═════ Provided records ═════

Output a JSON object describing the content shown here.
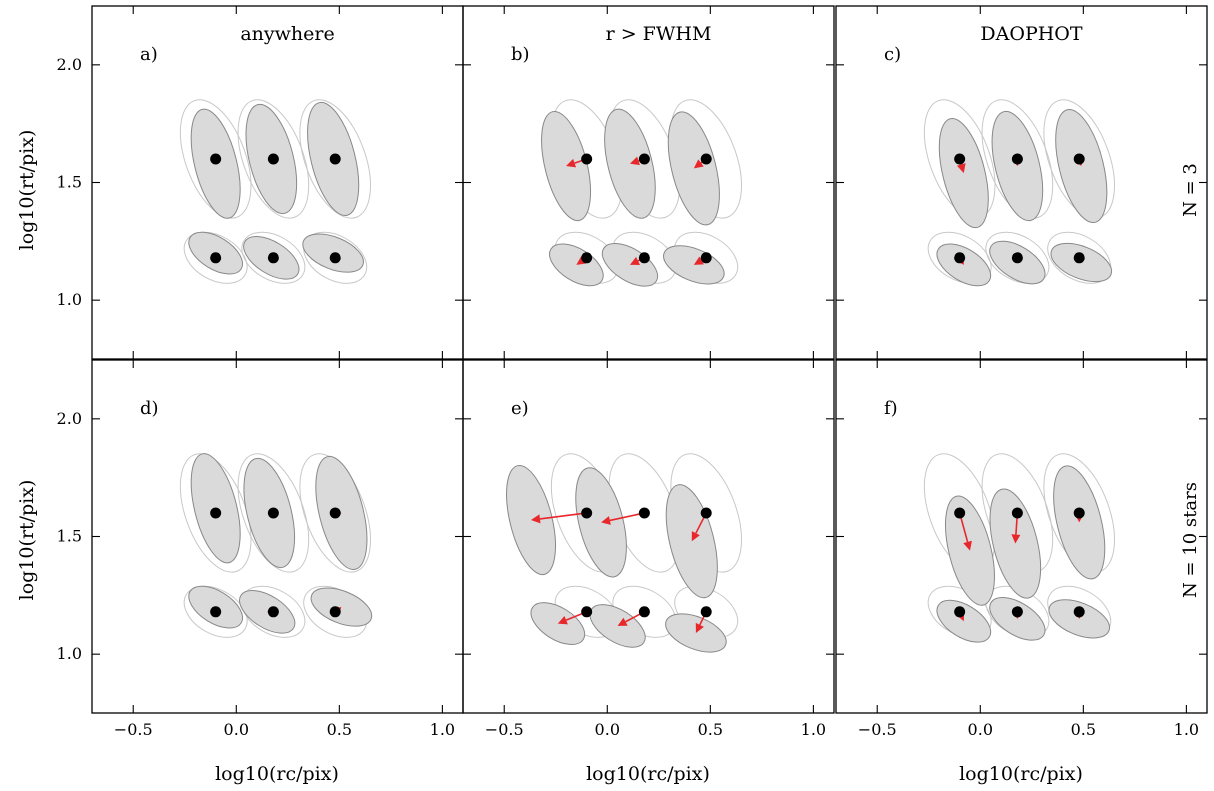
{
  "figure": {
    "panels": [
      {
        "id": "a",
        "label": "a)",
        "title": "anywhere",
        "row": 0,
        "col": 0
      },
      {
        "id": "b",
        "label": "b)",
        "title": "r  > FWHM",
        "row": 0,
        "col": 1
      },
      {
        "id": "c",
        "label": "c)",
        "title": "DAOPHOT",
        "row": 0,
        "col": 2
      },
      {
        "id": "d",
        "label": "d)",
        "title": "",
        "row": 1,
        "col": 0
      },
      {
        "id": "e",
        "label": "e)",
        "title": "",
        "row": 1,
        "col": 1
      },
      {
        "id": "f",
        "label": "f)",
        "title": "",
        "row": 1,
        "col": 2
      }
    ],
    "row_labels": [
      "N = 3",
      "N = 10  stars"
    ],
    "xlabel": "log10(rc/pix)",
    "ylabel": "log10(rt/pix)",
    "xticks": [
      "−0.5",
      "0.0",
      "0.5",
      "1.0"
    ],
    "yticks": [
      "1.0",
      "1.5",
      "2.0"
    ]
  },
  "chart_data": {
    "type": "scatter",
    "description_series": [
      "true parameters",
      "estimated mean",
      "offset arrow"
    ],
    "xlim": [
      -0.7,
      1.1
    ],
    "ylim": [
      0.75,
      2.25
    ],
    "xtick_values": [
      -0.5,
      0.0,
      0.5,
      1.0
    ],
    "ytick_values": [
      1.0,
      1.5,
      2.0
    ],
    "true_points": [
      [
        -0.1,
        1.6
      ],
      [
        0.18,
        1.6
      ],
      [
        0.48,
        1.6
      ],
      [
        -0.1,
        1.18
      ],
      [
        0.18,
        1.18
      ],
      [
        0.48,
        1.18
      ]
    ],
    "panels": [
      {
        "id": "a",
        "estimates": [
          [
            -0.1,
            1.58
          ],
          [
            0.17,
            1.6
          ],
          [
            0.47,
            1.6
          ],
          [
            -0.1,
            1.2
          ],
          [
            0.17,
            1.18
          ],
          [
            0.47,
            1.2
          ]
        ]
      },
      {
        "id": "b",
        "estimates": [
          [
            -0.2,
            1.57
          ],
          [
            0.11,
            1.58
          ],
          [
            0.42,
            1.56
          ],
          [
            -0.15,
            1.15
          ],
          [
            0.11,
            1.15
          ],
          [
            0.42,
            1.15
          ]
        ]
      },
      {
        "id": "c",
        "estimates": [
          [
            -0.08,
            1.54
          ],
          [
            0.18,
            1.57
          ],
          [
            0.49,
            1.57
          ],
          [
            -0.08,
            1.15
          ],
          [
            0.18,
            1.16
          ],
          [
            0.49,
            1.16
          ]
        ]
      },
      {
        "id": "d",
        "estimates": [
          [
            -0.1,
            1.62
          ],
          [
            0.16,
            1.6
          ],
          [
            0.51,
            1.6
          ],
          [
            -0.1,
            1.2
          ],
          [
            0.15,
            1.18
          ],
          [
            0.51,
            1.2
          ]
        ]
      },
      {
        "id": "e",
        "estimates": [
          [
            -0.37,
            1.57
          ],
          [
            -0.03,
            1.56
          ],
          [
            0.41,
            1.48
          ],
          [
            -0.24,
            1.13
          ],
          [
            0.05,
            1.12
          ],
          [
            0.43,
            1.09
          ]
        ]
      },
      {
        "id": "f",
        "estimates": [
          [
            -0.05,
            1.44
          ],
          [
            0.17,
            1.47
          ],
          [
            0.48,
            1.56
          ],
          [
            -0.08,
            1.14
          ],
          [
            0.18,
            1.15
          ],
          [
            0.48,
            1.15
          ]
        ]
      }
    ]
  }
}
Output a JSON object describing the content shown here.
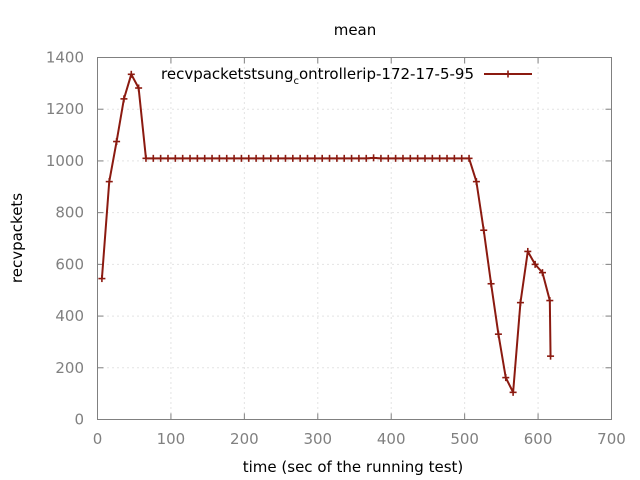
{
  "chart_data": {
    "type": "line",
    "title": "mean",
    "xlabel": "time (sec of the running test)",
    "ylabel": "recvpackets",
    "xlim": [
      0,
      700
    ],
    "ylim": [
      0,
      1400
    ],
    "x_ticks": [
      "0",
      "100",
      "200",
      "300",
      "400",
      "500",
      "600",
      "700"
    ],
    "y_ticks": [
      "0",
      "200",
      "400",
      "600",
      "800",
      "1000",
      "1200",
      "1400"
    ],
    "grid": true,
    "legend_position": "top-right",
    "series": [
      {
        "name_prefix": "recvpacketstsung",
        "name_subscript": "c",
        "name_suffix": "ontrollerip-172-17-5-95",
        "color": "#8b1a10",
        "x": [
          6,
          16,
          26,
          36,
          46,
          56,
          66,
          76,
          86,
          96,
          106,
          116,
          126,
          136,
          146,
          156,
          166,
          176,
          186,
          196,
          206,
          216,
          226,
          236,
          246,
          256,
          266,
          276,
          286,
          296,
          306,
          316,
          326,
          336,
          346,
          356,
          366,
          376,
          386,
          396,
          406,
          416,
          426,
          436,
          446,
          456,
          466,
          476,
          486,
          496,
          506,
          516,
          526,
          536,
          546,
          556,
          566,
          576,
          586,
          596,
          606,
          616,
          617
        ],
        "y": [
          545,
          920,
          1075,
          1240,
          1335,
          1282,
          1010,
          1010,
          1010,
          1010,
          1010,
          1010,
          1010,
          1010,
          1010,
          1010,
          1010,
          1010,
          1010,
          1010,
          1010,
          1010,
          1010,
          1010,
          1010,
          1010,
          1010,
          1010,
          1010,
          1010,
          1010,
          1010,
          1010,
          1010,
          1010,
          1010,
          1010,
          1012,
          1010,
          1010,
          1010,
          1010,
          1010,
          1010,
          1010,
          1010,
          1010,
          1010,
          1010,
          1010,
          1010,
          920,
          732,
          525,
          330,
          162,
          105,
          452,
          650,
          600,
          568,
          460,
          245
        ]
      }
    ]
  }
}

═════

### Exercise
Write out each entry exactly as given, but skip the pictures.

### Written response
Output a JSON object describing the content shown here.
{
  "figure": {
    "panels": [
      {
        "id": "a",
        "label": "a)",
        "title": "anywhere",
        "row": 0,
        "col": 0
      },
      {
        "id": "b",
        "label": "b)",
        "title": "r  > FWHM",
        "row": 0,
        "col": 1
      },
      {
        "id": "c",
        "label": "c)",
        "title": "DAOPHOT",
        "row": 0,
        "col": 2
      },
      {
        "id": "d",
        "label": "d)",
        "title": "",
        "row": 1,
        "col": 0
      },
      {
        "id": "e",
        "label": "e)",
        "title": "",
        "row": 1,
        "col": 1
      },
      {
        "id": "f",
        "label": "f)",
        "title": "",
        "row": 1,
        "col": 2
      }
    ],
    "row_labels": [
      "N = 3",
      "N = 10  stars"
    ],
    "xlabel": "log10(rc/pix)",
    "ylabel": "log10(rt/pix)",
    "xticks": [
      "−0.5",
      "0.0",
      "0.5",
      "1.0"
    ],
    "yticks": [
      "1.0",
      "1.5",
      "2.0"
    ]
  },
  "chart_data": {
    "type": "scatter",
    "description_series": [
      "true parameters",
      "estimated mean",
      "offset arrow"
    ],
    "xlim": [
      -0.7,
      1.1
    ],
    "ylim": [
      0.75,
      2.25
    ],
    "xtick_values": [
      -0.5,
      0.0,
      0.5,
      1.0
    ],
    "ytick_values": [
      1.0,
      1.5,
      2.0
    ],
    "true_points": [
      [
        -0.1,
        1.6
      ],
      [
        0.18,
        1.6
      ],
      [
        0.48,
        1.6
      ],
      [
        -0.1,
        1.18
      ],
      [
        0.18,
        1.18
      ],
      [
        0.48,
        1.18
      ]
    ],
    "panels": [
      {
        "id": "a",
        "estimates": [
          [
            -0.1,
            1.58
          ],
          [
            0.17,
            1.6
          ],
          [
            0.47,
            1.6
          ],
          [
            -0.1,
            1.2
          ],
          [
            0.17,
            1.18
          ],
          [
            0.47,
            1.2
          ]
        ]
      },
      {
        "id": "b",
        "estimates": [
          [
            -0.2,
            1.57
          ],
          [
            0.11,
            1.58
          ],
          [
            0.42,
            1.56
          ],
          [
            -0.15,
            1.15
          ],
          [
            0.11,
            1.15
          ],
          [
            0.42,
            1.15
          ]
        ]
      },
      {
        "id": "c",
        "estimates": [
          [
            -0.08,
            1.54
          ],
          [
            0.18,
            1.57
          ],
          [
            0.49,
            1.57
          ],
          [
            -0.08,
            1.15
          ],
          [
            0.18,
            1.16
          ],
          [
            0.49,
            1.16
          ]
        ]
      },
      {
        "id": "d",
        "estimates": [
          [
            -0.1,
            1.62
          ],
          [
            0.16,
            1.6
          ],
          [
            0.51,
            1.6
          ],
          [
            -0.1,
            1.2
          ],
          [
            0.15,
            1.18
          ],
          [
            0.51,
            1.2
          ]
        ]
      },
      {
        "id": "e",
        "estimates": [
          [
            -0.37,
            1.57
          ],
          [
            -0.03,
            1.56
          ],
          [
            0.41,
            1.48
          ],
          [
            -0.24,
            1.13
          ],
          [
            0.05,
            1.12
          ],
          [
            0.43,
            1.09
          ]
        ]
      },
      {
        "id": "f",
        "estimates": [
          [
            -0.05,
            1.44
          ],
          [
            0.17,
            1.47
          ],
          [
            0.48,
            1.56
          ],
          [
            -0.08,
            1.14
          ],
          [
            0.18,
            1.15
          ],
          [
            0.48,
            1.15
          ]
        ]
      }
    ]
  }
}
Output a JSON object describing the content shown here.
{
  "chart_data": {
    "type": "line",
    "title": "mean",
    "xlabel": "time (sec of the running test)",
    "ylabel": "recvpackets",
    "xlim": [
      0,
      700
    ],
    "ylim": [
      0,
      1400
    ],
    "x_ticks": [
      "0",
      "100",
      "200",
      "300",
      "400",
      "500",
      "600",
      "700"
    ],
    "y_ticks": [
      "0",
      "200",
      "400",
      "600",
      "800",
      "1000",
      "1200",
      "1400"
    ],
    "grid": true,
    "legend_position": "top-right",
    "series": [
      {
        "name_prefix": "recvpacketstsung",
        "name_subscript": "c",
        "name_suffix": "ontrollerip-172-17-5-95",
        "color": "#8b1a10",
        "x": [
          6,
          16,
          26,
          36,
          46,
          56,
          66,
          76,
          86,
          96,
          106,
          116,
          126,
          136,
          146,
          156,
          166,
          176,
          186,
          196,
          206,
          216,
          226,
          236,
          246,
          256,
          266,
          276,
          286,
          296,
          306,
          316,
          326,
          336,
          346,
          356,
          366,
          376,
          386,
          396,
          406,
          416,
          426,
          436,
          446,
          456,
          466,
          476,
          486,
          496,
          506,
          516,
          526,
          536,
          546,
          556,
          566,
          576,
          586,
          596,
          606,
          616,
          617
        ],
        "y": [
          545,
          920,
          1075,
          1240,
          1335,
          1282,
          1010,
          1010,
          1010,
          1010,
          1010,
          1010,
          1010,
          1010,
          1010,
          1010,
          1010,
          1010,
          1010,
          1010,
          1010,
          1010,
          1010,
          1010,
          1010,
          1010,
          1010,
          1010,
          1010,
          1010,
          1010,
          1010,
          1010,
          1010,
          1010,
          1010,
          1010,
          1012,
          1010,
          1010,
          1010,
          1010,
          1010,
          1010,
          1010,
          1010,
          1010,
          1010,
          1010,
          1010,
          1010,
          920,
          732,
          525,
          330,
          162,
          105,
          452,
          650,
          600,
          568,
          460,
          245
        ]
      }
    ]
  }
}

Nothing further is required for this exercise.